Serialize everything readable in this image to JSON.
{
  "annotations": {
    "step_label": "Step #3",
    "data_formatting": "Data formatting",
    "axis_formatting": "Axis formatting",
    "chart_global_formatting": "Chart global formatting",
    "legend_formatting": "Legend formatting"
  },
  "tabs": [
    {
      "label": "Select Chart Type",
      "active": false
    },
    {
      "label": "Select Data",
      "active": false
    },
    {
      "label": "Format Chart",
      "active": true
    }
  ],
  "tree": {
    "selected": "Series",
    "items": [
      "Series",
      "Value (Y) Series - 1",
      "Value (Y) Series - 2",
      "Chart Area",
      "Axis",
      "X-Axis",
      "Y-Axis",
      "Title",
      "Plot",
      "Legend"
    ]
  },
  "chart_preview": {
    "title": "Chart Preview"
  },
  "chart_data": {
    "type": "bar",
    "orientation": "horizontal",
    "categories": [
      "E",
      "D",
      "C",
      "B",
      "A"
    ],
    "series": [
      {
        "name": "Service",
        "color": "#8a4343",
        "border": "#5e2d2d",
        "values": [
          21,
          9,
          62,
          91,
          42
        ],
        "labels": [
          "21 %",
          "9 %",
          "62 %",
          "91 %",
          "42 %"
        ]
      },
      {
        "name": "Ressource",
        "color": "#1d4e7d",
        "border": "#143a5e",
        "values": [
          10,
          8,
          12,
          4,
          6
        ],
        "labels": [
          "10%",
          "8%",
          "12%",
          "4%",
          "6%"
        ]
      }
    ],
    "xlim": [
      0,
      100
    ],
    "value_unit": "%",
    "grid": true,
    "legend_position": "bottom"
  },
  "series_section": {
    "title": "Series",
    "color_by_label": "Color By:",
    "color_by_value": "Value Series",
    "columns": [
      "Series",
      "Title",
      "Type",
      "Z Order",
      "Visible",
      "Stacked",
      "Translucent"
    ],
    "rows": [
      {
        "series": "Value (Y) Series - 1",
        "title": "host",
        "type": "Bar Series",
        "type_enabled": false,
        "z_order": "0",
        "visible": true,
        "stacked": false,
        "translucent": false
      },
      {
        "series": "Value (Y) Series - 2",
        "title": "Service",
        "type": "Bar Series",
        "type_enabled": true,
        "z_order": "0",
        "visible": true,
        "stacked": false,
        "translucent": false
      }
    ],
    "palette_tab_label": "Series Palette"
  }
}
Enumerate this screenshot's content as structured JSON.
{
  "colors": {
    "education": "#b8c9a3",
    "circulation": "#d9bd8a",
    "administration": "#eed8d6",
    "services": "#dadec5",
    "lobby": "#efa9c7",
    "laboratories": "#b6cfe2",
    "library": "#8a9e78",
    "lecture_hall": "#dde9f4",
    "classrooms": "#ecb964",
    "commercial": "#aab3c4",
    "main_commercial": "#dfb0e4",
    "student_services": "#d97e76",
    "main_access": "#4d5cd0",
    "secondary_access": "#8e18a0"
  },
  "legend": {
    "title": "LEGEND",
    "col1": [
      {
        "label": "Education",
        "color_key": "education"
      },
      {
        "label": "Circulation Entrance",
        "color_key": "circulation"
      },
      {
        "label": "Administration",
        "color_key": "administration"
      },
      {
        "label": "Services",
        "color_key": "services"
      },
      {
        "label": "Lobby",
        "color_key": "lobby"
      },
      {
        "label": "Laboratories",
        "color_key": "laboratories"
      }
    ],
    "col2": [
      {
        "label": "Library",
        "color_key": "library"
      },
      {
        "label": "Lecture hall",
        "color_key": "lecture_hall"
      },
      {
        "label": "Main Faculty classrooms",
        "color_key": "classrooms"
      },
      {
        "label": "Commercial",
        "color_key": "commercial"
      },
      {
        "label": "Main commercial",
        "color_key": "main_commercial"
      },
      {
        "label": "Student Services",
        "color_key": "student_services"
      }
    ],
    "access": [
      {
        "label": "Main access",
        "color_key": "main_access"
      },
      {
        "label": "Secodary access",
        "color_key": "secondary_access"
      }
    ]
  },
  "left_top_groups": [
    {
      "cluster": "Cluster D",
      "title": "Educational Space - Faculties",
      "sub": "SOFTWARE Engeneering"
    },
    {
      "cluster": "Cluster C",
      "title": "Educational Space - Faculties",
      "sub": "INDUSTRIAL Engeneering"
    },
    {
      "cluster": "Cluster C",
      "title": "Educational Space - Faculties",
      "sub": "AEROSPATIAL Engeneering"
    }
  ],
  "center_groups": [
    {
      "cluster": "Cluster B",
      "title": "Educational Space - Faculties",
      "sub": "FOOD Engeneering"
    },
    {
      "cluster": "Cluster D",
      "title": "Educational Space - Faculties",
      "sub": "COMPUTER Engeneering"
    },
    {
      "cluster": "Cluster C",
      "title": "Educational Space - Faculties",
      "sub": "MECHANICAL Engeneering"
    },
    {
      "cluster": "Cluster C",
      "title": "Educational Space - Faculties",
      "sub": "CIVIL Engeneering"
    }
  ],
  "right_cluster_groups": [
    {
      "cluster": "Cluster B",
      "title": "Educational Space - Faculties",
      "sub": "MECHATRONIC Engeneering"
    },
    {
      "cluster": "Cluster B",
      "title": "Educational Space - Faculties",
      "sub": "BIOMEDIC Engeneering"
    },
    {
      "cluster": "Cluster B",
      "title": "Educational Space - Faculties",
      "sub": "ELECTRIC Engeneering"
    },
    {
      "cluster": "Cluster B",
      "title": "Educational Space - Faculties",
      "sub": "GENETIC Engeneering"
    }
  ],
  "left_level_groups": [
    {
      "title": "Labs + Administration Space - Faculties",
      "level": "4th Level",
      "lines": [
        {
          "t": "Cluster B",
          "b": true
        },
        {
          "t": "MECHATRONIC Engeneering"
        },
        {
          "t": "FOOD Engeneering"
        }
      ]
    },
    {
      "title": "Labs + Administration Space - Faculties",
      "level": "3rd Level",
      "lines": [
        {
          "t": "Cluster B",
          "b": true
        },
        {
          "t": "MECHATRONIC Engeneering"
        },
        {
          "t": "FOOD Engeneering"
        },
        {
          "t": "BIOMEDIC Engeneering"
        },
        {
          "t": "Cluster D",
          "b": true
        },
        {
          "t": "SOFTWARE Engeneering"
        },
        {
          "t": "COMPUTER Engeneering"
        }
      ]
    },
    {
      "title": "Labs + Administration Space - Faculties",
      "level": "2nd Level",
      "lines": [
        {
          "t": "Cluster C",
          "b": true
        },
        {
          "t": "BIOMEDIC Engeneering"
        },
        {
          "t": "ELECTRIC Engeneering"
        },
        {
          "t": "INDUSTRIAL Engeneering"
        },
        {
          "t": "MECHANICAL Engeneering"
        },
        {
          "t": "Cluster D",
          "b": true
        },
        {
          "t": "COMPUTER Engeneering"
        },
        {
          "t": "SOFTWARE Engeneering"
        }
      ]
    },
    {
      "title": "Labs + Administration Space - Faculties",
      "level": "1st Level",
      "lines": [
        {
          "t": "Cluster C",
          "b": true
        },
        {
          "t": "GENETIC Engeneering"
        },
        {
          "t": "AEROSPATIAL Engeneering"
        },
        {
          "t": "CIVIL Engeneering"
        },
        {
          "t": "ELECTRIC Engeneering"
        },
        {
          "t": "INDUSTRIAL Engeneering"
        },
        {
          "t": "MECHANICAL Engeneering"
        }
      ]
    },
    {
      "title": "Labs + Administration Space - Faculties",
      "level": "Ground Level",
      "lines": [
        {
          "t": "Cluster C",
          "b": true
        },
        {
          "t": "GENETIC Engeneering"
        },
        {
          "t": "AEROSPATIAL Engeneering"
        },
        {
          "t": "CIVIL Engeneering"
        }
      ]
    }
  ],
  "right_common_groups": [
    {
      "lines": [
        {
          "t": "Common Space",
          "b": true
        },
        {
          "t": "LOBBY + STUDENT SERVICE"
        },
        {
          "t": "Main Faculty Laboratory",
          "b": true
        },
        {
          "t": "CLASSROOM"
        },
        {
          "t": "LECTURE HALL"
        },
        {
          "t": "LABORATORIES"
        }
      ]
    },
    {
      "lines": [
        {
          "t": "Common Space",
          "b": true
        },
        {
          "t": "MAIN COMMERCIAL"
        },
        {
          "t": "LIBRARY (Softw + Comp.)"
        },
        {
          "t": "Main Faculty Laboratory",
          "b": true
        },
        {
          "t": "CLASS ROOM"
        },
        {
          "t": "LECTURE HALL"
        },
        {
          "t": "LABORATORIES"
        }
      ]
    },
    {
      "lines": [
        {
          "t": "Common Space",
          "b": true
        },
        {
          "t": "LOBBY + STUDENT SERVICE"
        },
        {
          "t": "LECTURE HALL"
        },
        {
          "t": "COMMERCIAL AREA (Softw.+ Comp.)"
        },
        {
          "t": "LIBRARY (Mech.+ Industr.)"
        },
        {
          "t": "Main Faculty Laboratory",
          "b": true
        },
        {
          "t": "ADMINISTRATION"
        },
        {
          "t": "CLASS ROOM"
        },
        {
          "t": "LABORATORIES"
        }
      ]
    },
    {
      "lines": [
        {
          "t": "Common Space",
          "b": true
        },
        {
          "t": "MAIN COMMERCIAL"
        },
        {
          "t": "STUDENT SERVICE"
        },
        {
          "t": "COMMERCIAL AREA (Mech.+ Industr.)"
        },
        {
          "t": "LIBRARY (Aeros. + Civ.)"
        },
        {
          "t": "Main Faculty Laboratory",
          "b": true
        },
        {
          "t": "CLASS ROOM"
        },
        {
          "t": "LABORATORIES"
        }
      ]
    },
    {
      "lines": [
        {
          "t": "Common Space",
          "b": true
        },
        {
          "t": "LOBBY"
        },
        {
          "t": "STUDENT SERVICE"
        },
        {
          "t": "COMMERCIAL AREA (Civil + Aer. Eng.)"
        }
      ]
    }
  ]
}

....

Aim of the task: Copy out each line of the data where the string "formatting" appears.

Written answer:
    "data_formatting": "Data formatting",
    "axis_formatting": "Axis formatting",
    "chart_global_formatting": "Chart global formatting",
    "legend_formatting": "Legend formatting"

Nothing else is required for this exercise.